*EXTRACTED INFORMATION*
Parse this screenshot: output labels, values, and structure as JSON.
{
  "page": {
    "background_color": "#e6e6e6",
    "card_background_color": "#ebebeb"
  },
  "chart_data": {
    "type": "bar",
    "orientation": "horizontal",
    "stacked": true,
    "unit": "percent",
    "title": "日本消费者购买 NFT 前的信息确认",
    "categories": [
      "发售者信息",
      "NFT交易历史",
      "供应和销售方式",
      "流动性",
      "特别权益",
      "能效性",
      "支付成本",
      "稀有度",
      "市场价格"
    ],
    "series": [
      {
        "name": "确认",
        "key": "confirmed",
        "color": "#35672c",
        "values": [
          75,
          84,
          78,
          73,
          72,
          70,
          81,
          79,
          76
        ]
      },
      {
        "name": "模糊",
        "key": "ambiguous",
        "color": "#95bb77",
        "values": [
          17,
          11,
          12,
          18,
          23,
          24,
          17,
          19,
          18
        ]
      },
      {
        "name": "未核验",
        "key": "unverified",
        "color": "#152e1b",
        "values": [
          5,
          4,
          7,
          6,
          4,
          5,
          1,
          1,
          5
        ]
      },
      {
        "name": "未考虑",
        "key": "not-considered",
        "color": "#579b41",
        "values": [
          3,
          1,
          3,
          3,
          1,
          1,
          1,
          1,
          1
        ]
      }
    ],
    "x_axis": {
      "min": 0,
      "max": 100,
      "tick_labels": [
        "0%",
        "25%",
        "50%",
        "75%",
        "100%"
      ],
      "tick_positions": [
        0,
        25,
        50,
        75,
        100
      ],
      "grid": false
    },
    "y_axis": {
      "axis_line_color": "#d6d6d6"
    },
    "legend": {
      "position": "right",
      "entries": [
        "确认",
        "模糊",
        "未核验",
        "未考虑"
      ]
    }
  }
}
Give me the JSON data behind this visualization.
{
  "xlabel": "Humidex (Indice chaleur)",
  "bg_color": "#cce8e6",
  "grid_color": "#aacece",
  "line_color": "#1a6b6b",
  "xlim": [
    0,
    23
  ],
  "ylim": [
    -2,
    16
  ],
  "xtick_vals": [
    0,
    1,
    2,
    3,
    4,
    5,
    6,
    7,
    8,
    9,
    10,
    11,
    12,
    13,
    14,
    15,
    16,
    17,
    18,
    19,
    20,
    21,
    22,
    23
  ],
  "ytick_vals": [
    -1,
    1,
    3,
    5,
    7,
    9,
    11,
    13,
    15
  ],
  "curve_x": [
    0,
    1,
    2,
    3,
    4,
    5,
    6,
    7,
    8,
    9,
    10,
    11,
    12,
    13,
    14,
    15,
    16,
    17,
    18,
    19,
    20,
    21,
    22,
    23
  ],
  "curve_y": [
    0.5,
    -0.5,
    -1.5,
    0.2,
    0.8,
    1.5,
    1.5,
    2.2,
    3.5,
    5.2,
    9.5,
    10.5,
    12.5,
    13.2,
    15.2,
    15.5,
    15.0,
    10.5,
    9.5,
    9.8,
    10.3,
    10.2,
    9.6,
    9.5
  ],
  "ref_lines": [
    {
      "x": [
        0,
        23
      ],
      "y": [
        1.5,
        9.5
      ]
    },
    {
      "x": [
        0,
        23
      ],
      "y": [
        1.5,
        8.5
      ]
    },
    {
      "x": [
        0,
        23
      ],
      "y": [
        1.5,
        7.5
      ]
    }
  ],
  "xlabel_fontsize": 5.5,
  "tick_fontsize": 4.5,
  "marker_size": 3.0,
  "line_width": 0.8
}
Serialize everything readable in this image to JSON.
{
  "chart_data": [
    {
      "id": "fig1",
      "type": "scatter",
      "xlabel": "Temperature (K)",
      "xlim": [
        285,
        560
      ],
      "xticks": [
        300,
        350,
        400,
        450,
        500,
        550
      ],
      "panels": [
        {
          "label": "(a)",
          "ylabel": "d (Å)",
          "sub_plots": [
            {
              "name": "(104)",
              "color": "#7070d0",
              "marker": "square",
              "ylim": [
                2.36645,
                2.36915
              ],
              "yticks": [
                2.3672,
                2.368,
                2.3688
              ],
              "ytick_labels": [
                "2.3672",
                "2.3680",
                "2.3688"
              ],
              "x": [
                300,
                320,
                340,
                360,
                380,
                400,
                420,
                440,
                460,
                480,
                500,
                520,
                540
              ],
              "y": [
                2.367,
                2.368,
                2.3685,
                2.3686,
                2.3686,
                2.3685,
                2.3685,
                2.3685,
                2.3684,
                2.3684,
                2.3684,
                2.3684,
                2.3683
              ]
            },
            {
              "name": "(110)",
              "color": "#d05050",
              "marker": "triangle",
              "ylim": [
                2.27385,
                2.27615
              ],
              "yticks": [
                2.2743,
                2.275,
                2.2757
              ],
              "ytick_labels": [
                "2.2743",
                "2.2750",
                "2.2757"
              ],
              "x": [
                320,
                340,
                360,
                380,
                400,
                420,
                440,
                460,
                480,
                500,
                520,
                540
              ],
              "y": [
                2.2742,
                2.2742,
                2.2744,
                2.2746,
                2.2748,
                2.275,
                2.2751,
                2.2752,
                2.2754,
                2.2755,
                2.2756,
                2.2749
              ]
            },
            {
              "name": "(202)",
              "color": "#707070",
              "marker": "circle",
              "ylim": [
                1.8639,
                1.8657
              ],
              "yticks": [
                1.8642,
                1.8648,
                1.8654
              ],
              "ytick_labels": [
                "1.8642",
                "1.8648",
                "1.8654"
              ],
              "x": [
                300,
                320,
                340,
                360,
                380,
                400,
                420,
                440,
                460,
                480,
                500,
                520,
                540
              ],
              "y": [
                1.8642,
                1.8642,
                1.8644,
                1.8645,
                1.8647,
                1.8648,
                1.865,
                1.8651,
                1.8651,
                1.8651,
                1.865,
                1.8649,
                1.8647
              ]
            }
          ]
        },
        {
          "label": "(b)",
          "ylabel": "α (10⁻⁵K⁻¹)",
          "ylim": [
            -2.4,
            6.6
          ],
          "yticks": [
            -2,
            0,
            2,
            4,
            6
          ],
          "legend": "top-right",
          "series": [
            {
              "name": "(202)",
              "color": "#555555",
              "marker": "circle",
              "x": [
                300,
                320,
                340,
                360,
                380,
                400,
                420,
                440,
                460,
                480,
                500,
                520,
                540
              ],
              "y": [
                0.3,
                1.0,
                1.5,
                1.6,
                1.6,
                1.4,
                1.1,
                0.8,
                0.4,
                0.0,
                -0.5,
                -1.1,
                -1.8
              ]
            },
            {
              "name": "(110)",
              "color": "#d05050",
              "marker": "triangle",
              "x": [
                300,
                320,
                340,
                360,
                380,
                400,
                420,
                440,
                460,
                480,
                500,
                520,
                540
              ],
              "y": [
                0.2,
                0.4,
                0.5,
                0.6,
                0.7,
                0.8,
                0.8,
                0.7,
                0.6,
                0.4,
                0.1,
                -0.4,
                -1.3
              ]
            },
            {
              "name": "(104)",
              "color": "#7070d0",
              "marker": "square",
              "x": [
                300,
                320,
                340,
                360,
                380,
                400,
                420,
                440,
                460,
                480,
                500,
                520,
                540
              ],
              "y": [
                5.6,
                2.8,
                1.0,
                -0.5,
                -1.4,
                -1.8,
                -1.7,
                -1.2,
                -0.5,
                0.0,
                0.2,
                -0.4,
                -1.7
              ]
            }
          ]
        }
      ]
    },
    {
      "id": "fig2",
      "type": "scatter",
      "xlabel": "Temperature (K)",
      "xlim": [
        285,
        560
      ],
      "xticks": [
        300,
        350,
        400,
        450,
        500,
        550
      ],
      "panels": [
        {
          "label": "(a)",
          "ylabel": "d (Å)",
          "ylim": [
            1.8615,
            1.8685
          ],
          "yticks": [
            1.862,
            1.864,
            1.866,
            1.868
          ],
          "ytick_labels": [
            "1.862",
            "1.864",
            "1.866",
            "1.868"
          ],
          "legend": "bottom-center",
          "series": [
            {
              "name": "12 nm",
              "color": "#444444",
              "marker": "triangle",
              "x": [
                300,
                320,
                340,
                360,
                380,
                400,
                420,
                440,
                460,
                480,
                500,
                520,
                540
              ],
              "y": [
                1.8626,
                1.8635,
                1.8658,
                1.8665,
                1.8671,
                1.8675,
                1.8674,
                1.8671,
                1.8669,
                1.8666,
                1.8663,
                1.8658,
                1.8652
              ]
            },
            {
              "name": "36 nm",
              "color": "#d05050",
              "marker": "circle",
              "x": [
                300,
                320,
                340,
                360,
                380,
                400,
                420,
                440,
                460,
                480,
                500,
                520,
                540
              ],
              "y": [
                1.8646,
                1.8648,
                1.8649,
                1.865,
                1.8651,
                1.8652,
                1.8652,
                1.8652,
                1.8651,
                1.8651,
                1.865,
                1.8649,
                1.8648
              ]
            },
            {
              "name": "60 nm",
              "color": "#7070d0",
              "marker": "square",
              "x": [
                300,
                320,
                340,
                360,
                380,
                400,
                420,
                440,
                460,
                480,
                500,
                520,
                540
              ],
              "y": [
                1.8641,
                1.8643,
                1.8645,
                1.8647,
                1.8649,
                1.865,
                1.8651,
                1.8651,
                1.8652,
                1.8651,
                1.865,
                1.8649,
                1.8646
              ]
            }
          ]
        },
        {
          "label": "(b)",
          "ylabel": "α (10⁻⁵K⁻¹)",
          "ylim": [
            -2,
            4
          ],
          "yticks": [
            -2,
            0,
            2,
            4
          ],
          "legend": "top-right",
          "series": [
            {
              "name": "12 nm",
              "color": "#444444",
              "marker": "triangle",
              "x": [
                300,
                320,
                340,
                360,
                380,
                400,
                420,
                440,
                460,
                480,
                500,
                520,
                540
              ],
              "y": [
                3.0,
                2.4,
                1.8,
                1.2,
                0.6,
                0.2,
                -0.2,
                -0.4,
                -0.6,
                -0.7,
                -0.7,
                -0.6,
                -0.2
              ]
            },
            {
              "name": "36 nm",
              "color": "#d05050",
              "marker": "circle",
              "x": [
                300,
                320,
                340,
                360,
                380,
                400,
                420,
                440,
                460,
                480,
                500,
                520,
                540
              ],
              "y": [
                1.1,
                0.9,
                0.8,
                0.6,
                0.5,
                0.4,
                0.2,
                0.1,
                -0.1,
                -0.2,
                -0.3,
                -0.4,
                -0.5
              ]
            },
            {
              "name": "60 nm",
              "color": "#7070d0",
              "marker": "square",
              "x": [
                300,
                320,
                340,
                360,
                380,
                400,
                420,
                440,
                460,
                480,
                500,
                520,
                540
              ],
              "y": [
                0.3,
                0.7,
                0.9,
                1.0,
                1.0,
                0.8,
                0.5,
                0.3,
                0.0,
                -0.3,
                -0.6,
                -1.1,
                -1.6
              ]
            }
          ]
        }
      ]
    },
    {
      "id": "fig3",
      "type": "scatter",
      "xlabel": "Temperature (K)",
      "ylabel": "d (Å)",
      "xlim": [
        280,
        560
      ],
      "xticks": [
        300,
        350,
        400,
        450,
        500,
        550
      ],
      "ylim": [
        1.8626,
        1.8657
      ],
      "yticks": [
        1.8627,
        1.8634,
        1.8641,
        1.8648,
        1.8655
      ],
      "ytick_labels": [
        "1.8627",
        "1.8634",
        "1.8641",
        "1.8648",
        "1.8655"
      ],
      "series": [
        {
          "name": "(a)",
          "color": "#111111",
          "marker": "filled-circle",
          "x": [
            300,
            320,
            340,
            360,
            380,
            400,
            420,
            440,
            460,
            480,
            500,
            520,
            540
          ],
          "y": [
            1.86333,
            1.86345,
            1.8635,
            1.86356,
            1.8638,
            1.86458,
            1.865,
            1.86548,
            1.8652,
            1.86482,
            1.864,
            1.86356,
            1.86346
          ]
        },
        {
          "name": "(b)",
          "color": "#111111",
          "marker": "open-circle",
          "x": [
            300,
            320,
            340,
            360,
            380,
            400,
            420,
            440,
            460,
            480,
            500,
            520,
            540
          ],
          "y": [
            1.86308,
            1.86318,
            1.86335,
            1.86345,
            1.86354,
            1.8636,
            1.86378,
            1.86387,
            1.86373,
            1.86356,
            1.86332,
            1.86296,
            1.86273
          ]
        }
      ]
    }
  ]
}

*GOAL*
From the material above, count the lines that include "legend" and give only the total.

*EXERCISE SOLUTION*
4